## EXERCISE DESCRIPTION
Copy out the whole listing exactly as written, leaving the pictures behind.

Stored entries
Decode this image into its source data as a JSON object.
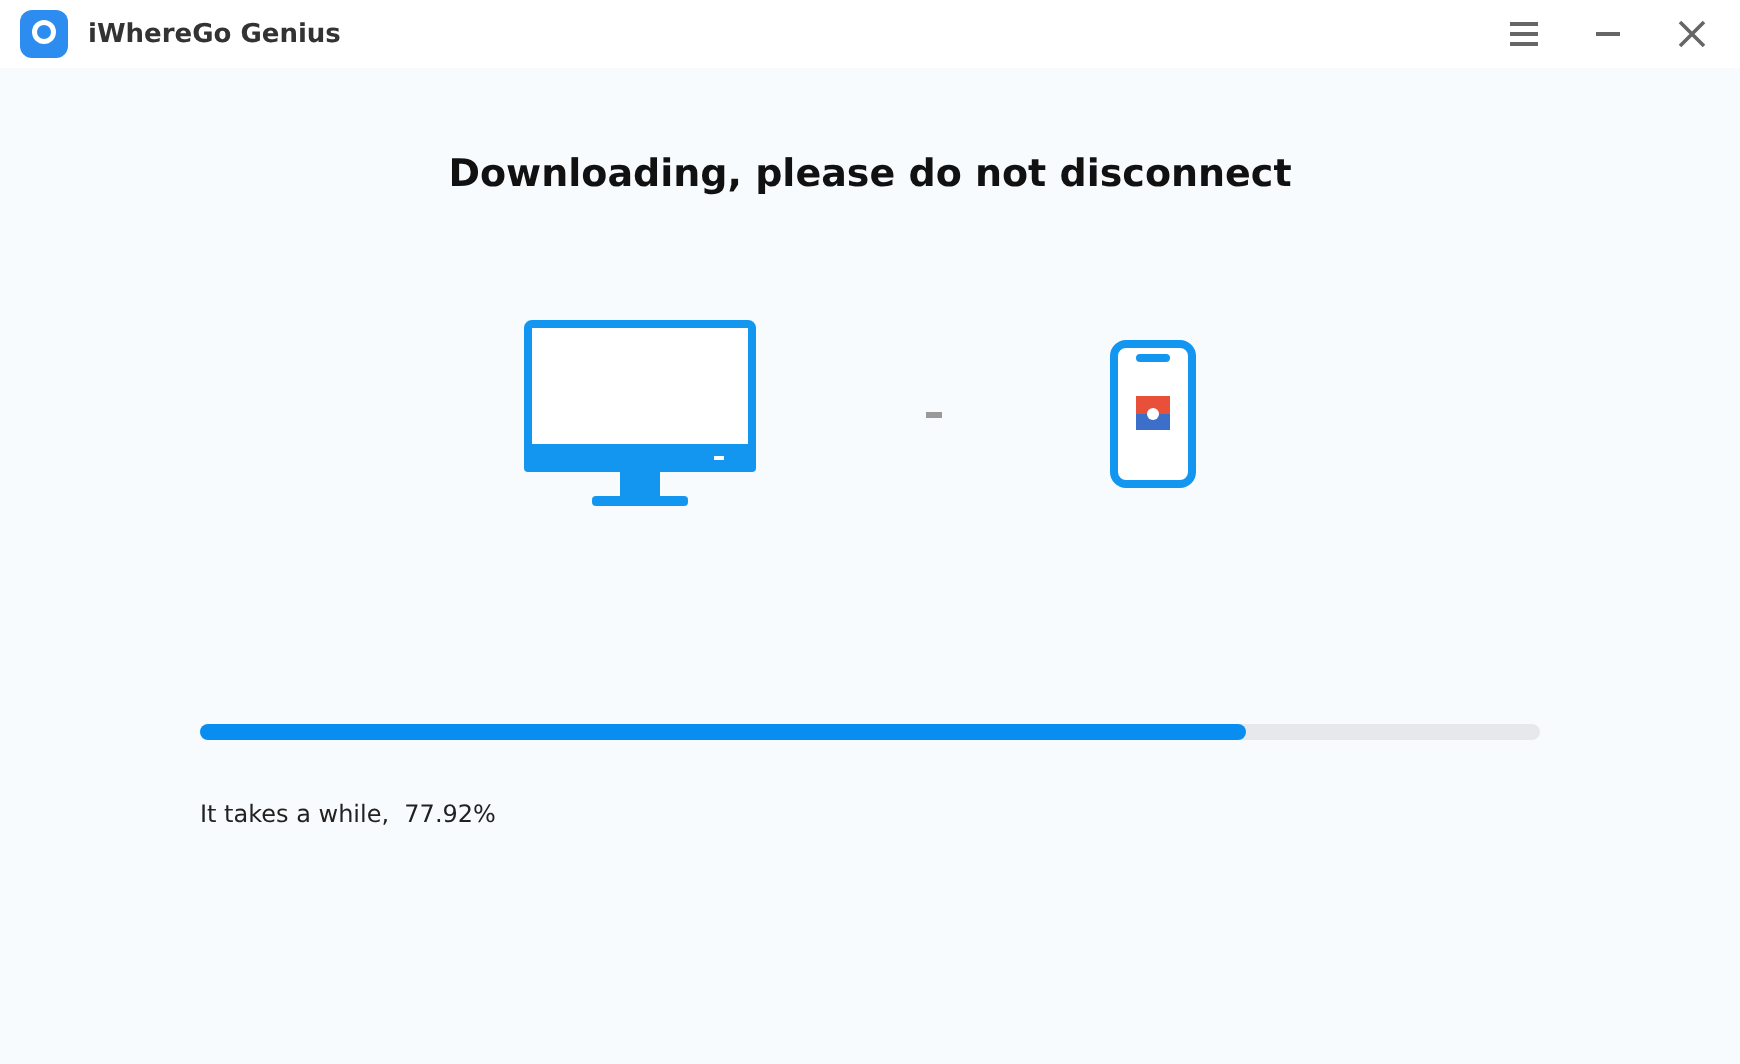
{
  "window": {
    "title": "iWhereGo Genius"
  },
  "heading": "Downloading, please do not disconnect",
  "progress": {
    "level": 0.78,
    "status": "It takes a while,  77.92%"
  }
}
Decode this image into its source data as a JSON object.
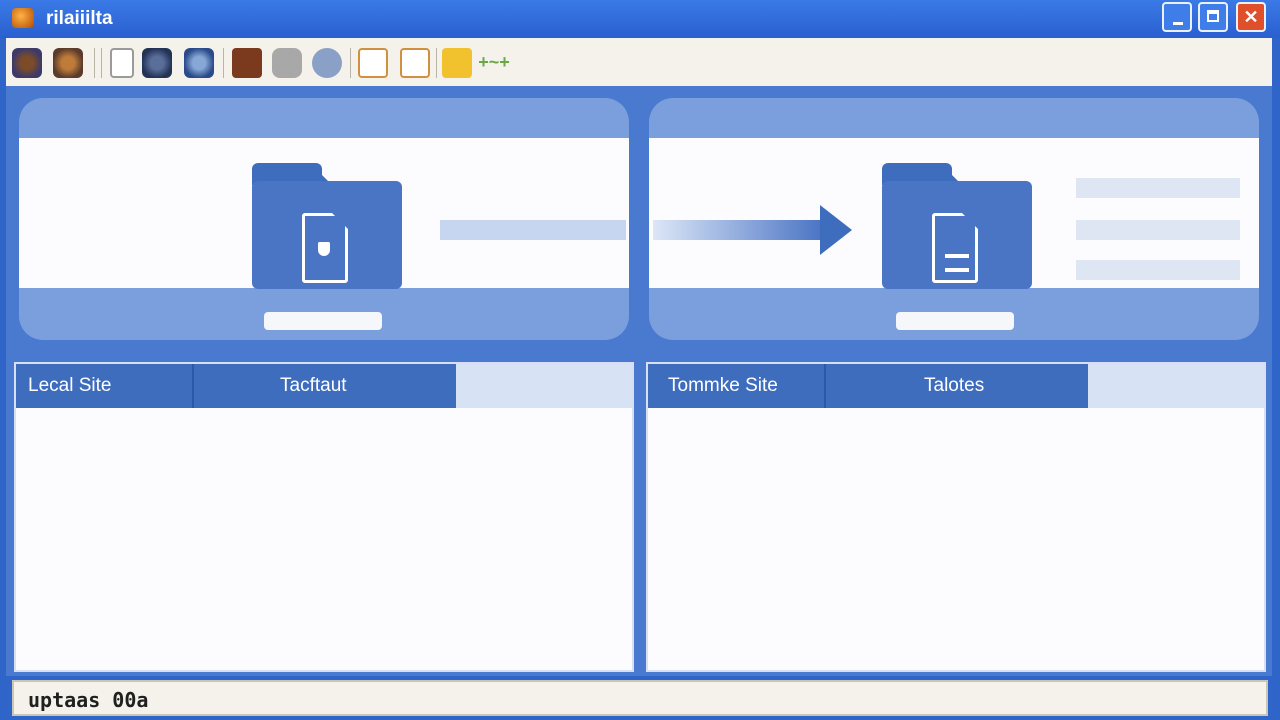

## EXERCISE RESULT
Decode this image into its source data as a JSON object.
{
  "window": {
    "title": "iWhereGo Genius"
  },
  "heading": "Downloading, please do not disconnect",
  "progress": {
    "level": 0.78,
    "status": "It takes a while,  77.92%"
  }
}
Decode this image into its source data as a JSON object.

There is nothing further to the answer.